- [必做任务]:
- 1) 把关于乳铁蛋白检测方法的文本中的一段原样抄下来：从含有“1.2.2 高效液相色譜法”的那几个字开始，抄到“mg/mL）：準確吸取5.0 mL乳鐵蛋白標準儲備溶液至50 mL容量瓶中，用水定容至刻度。”为止。
- 2) 接着乳铁蛋白检测方法这篇文本的最后一句，往下续写下一部分。

- [待分析文本]:
**********

首先將試劑盒中的10倍濃縮稀釋緩沖液，用超純水稀釋10倍待用。準確稱取樣品4.00 g用4℃超純水溶解，轉移至100 mL容量瓶中定容，充分混勻。然后根據樣品含量用稀釋液進行相應倍數的稀釋。

1.2.1.2 試劑盒檢測方法的建立

首先將試劑盒中的20倍濃縮洗滌緩沖液，用超純水稀釋20倍待用。取出所需數量的微孔條置于微孔架上，吸取50μL各個濃度的標準品溶液和稀釋后的樣品溶液，分別加入微孔板中，每個標準品和樣品設置復孔，然后向每個微孔中加入25μL酶連接物，最后向每個微孔中加入25μL抗體，混勻后25℃培養箱避光孵育60 min；孵育結束后洗板3次，加入100μL底物，25℃孵育30 min；孵育結束后加入100μL終止液，使用酶標儀讀取450 nm波長處的吸光值，使用計算軟件建立乳鐵蛋白標準曲線并計算樣品中乳鐵蛋白含量。

1.2.1.3 試劑盒檢測法的準確性驗證

選取不含乳鐵蛋白的嬰兒乳粉作為添加回收空白樣品，向其中添加乳鐵蛋白標準品儲備液，添加濃度分別為50 mg/100 g和100 mg/100 g，每個濃度水平平行制備5份，按照試劑盒方法進行檢測。

1.2.2 高效液相色譜法

1.2.2.1 標準溶液制備

乳鐵蛋白標準儲備溶液（10 mg/mL）：準確稱取0.25 g乳鐵蛋白標準品（精確至0.1 mg）用水溶解，定容至25 mL，混勻。

乳鐵蛋白標準中間溶液（1.0 mg/mL）：準確吸取5.0 mL乳鐵蛋白標準儲備溶液至50 mL容量瓶中，用水定容至刻度。

標準系列工作溶液：分別準確吸取乳鐵蛋白標準中間溶液0.2 mL、0.5 mL、1.0 mL、2.0 mL、4.0 mL至10 mL容量瓶中，用水定容至刻度，得到濃度依次為20μg/mL、50μg/mL、100μg/mL、200μg/mL、400μg/mL標準系列工作溶液。將標準系列工作溶液過0.45μm濾膜后供液相色譜分析。

**********

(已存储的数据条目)
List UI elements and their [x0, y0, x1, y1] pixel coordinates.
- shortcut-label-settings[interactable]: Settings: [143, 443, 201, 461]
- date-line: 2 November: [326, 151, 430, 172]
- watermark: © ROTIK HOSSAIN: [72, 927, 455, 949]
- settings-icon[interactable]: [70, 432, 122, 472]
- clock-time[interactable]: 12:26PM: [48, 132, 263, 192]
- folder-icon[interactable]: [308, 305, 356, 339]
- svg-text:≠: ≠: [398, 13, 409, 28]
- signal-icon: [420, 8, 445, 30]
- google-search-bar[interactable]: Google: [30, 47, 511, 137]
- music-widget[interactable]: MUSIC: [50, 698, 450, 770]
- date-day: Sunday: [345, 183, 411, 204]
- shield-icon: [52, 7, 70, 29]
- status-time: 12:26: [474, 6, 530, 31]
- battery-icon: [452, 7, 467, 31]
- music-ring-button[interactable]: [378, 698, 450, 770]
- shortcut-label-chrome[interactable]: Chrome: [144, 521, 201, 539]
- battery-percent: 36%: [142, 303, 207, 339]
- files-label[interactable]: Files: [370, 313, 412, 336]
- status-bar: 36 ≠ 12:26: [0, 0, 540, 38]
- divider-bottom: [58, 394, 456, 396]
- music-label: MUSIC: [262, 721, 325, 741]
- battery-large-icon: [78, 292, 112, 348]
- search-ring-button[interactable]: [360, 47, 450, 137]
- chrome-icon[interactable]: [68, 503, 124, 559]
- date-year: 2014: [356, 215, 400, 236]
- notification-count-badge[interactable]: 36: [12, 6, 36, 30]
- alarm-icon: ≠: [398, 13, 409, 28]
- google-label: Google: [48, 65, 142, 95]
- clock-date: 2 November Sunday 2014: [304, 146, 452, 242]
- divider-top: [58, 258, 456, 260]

**********

- [各题答案]:
- 1)
1.2.2 高效液相色譜法

1.2.2.1 標準溶液制備

乳鐵蛋白標準儲備溶液（10 mg/mL）：準確稱取0.25 g乳鐵蛋白標準品（精確至0.1 mg）用水溶解，定容至25 mL，混勻。

乳鐵蛋白標準中間溶液（1.0 mg/mL）：準確吸取5.0 mL乳鐵蛋白標準儲備溶液至50 mL容量瓶中，用水定容至刻度。

- 2)
1.2.2.2 樣品制備

稱取約1 g（精確至0.1 mg）樣品，置于50 mL離心管中，加入10 mL磷酸氫二鈉溶液，渦旋0.5 min，使樣品溶解并混合均勻。超聲15 min后，4℃下以10 000 r/min轉速離心10 min。將上清液用定量濾紙過濾到燒杯中，再加入10 mL磷酸氫二鈉溶液重復操作提取一次，合并兩次液體作為提取液備用。肝素親和柱使用前加入5 mL磷酸氫二鈉溶液平衡，然后加入上述樣品提取液，待樣品完全流出后，再用10 mL磷酸氫二鈉溶液淋洗，棄去全部流出液。最后用4.5 mL磷酸氫二鈉-氯化鈉溶液洗脫，收集全部流出液，用磷酸氫二鈉-氯化鈉定容至5 mL。將收集溶液過0.45μm濾膜后供液相色譜分析。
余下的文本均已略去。